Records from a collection
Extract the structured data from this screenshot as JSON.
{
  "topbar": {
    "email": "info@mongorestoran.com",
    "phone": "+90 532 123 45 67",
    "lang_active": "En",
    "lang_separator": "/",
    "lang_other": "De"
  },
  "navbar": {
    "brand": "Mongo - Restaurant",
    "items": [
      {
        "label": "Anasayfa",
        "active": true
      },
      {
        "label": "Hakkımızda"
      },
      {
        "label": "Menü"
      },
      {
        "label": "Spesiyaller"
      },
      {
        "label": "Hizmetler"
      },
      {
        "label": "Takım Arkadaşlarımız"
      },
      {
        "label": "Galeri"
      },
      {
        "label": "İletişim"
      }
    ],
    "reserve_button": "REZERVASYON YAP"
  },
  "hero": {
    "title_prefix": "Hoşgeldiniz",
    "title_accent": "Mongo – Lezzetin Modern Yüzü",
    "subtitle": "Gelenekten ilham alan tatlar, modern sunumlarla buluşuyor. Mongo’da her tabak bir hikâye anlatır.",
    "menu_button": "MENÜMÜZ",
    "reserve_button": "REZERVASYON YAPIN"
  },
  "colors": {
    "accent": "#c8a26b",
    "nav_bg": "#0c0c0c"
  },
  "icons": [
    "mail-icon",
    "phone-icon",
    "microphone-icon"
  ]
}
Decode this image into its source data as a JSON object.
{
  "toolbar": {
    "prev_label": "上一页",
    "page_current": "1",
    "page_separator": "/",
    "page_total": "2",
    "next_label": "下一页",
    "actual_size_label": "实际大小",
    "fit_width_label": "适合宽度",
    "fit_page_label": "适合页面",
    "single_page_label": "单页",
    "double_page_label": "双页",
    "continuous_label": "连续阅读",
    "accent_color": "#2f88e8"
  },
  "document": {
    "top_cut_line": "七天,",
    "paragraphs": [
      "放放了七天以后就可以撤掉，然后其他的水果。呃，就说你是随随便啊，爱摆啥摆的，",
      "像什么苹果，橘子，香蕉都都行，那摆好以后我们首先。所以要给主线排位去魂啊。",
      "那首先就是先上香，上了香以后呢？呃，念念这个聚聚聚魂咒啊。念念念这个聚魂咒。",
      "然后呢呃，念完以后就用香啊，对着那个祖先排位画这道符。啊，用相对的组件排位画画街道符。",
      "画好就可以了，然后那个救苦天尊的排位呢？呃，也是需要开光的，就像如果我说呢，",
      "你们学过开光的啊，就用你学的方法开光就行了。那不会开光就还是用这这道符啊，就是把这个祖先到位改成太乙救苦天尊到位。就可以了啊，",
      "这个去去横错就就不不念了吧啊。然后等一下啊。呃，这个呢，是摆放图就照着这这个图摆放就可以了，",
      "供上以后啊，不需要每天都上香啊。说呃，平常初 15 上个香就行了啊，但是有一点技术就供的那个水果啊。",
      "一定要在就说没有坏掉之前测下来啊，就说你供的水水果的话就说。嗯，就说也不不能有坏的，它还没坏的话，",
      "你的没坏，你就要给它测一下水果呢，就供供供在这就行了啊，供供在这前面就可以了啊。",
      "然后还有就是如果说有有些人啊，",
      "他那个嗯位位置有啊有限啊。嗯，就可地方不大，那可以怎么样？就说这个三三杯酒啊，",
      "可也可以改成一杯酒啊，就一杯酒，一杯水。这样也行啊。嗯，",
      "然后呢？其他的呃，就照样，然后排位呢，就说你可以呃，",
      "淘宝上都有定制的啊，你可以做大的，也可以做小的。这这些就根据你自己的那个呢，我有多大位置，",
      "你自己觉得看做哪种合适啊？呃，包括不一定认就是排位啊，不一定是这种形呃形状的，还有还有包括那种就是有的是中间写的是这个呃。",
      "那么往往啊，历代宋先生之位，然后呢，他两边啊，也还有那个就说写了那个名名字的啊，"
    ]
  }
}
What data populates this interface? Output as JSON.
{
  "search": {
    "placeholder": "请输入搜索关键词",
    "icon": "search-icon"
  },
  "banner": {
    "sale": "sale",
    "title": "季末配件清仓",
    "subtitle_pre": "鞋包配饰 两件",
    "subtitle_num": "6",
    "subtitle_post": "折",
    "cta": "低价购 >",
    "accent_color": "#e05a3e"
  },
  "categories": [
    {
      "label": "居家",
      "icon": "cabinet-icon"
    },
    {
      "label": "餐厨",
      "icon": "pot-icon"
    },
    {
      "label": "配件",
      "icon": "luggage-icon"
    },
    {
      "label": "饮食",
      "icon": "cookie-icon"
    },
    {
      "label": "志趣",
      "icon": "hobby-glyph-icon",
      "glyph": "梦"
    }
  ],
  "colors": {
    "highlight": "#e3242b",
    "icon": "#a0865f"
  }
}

Do this
Give an exact repetition of all the material.

Task result
Extract the structured data from this screenshot as JSON.
{
  "topbar": {
    "email": "info@mongorestoran.com",
    "phone": "+90 532 123 45 67",
    "lang_active": "En",
    "lang_separator": "/",
    "lang_other": "De"
  },
  "navbar": {
    "brand": "Mongo - Restaurant",
    "items": [
      {
        "label": "Anasayfa",
        "active": true
      },
      {
        "label": "Hakkımızda"
      },
      {
        "label": "Menü"
      },
      {
        "label": "Spesiyaller"
      },
      {
        "label": "Hizmetler"
      },
      {
        "label": "Takım Arkadaşlarımız"
      },
      {
        "label": "Galeri"
      },
      {
        "label": "İletişim"
      }
    ],
    "reserve_button": "REZERVASYON YAP"
  },
  "hero": {
    "title_prefix": "Hoşgeldiniz",
    "title_accent": "Mongo – Lezzetin Modern Yüzü",
    "subtitle": "Gelenekten ilham alan tatlar, modern sunumlarla buluşuyor. Mongo’da her tabak bir hikâye anlatır.",
    "menu_button": "MENÜMÜZ",
    "reserve_button": "REZERVASYON YAPIN"
  },
  "colors": {
    "accent": "#c8a26b",
    "nav_bg": "#0c0c0c"
  },
  "icons": [
    "mail-icon",
    "phone-icon",
    "microphone-icon"
  ]
}
Decode this image into its source data as a JSON object.
{
  "toolbar": {
    "prev_label": "上一页",
    "page_current": "1",
    "page_separator": "/",
    "page_total": "2",
    "next_label": "下一页",
    "actual_size_label": "实际大小",
    "fit_width_label": "适合宽度",
    "fit_page_label": "适合页面",
    "single_page_label": "单页",
    "double_page_label": "双页",
    "continuous_label": "连续阅读",
    "accent_color": "#2f88e8"
  },
  "document": {
    "top_cut_line": "七天,",
    "paragraphs": [
      "放放了七天以后就可以撤掉，然后其他的水果。呃，就说你是随随便啊，爱摆啥摆的，",
      "像什么苹果，橘子，香蕉都都行，那摆好以后我们首先。所以要给主线排位去魂啊。",
      "那首先就是先上香，上了香以后呢？呃，念念这个聚聚聚魂咒啊。念念念这个聚魂咒。",
      "然后呢呃，念完以后就用香啊，对着那个祖先排位画这道符。啊，用相对的组件排位画画街道符。",
      "画好就可以了，然后那个救苦天尊的排位呢？呃，也是需要开光的，就像如果我说呢，",
      "你们学过开光的啊，就用你学的方法开光就行了。那不会开光就还是用这这道符啊，就是把这个祖先到位改成太乙救苦天尊到位。就可以了啊，",
      "这个去去横错就就不不念了吧啊。然后等一下啊。呃，这个呢，是摆放图就照着这这个图摆放就可以了，",
      "供上以后啊，不需要每天都上香啊。说呃，平常初 15 上个香就行了啊，但是有一点技术就供的那个水果啊。",
      "一定要在就说没有坏掉之前测下来啊，就说你供的水水果的话就说。嗯，就说也不不能有坏的，它还没坏的话，",
      "你的没坏，你就要给它测一下水果呢，就供供供在这就行了啊，供供在这前面就可以了啊。",
      "然后还有就是如果说有有些人啊，",
      "他那个嗯位位置有啊有限啊。嗯，就可地方不大，那可以怎么样？就说这个三三杯酒啊，",
      "可也可以改成一杯酒啊，就一杯酒，一杯水。这样也行啊。嗯，",
      "然后呢？其他的呃，就照样，然后排位呢，就说你可以呃，",
      "淘宝上都有定制的啊，你可以做大的，也可以做小的。这这些就根据你自己的那个呢，我有多大位置，",
      "你自己觉得看做哪种合适啊？呃，包括不一定认就是排位啊，不一定是这种形呃形状的，还有还有包括那种就是有的是中间写的是这个呃。",
      "那么往往啊，历代宋先生之位，然后呢，他两边啊，也还有那个就说写了那个名名字的啊，"
    ]
  }
}
What data populates this interface? Output as JSON.
{
  "search": {
    "placeholder": "请输入搜索关键词",
    "icon": "search-icon"
  },
  "banner": {
    "sale": "sale",
    "title": "季末配件清仓",
    "subtitle_pre": "鞋包配饰 两件",
    "subtitle_num": "6",
    "subtitle_post": "折",
    "cta": "低价购 >",
    "accent_color": "#e05a3e"
  },
  "categories": [
    {
      "label": "居家",
      "icon": "cabinet-icon"
    },
    {
      "label": "餐厨",
      "icon": "pot-icon"
    },
    {
      "label": "配件",
      "icon": "luggage-icon"
    },
    {
      "label": "饮食",
      "icon": "cookie-icon"
    },
    {
      "label": "志趣",
      "icon": "hobby-glyph-icon",
      "glyph": "梦"
    }
  ],
  "colors": {
    "highlight": "#e3242b",
    "icon": "#a0865f"
  }
}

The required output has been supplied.